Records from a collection
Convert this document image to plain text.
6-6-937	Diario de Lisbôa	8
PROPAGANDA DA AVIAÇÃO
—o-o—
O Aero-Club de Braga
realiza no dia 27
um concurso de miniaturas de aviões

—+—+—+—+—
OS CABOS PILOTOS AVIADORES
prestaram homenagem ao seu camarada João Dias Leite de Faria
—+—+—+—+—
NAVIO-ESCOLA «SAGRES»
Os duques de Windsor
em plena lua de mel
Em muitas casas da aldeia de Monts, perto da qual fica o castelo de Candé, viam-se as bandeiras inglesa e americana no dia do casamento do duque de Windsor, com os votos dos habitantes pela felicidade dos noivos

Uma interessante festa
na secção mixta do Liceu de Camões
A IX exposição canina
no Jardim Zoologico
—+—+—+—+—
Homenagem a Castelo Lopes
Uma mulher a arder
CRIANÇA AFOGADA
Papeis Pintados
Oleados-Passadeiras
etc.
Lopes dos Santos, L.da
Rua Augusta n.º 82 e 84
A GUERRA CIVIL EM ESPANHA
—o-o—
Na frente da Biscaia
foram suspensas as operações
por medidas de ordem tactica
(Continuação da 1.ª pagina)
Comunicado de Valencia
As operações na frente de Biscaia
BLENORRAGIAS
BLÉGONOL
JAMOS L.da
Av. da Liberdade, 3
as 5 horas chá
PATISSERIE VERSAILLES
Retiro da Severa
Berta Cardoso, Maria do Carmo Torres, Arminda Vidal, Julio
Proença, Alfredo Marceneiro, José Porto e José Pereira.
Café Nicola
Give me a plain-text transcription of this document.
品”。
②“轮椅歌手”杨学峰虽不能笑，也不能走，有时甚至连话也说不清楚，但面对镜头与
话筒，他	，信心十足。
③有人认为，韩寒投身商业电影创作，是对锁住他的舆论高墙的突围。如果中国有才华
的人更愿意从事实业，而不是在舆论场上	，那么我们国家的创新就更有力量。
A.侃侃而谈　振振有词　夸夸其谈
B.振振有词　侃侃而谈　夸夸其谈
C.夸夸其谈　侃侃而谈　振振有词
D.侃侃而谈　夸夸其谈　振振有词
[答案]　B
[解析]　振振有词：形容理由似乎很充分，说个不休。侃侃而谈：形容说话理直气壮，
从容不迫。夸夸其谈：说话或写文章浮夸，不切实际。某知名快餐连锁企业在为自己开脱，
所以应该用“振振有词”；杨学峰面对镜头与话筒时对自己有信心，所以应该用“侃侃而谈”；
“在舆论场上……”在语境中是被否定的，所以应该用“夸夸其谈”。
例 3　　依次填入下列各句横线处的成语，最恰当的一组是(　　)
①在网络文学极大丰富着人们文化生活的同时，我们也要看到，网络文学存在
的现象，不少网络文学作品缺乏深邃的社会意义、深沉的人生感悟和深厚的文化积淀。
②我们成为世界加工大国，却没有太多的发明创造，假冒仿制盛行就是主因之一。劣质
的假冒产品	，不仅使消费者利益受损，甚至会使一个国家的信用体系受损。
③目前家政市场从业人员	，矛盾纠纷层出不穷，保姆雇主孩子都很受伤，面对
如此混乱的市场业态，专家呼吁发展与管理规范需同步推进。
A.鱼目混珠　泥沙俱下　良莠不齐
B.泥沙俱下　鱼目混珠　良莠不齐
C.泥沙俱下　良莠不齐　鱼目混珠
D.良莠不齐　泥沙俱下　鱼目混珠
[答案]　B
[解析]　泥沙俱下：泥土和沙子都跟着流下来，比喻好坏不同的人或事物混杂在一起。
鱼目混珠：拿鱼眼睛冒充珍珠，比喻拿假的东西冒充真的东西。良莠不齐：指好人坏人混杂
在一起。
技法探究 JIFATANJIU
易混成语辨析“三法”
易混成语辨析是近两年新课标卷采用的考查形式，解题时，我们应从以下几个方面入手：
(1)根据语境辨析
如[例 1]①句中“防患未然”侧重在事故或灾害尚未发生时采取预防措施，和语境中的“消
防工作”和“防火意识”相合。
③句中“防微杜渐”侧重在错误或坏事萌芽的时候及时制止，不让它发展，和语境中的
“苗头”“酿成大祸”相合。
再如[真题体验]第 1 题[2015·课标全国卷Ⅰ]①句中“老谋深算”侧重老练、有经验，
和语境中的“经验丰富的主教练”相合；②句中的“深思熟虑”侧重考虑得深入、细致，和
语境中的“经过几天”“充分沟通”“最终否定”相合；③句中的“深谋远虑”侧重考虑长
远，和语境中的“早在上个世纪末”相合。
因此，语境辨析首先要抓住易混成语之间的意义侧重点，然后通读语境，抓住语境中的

#### Required task
In the material above, show every line where the word "所以应该用" turns up.

#### Reply
所以应该用“振振有词”；杨学峰面对镜头与话筒时对自己有信心，所以应该用“侃侃而谈”；
“在舆论场上……”在语境中是被否定的，所以应该用“夸夸其谈”。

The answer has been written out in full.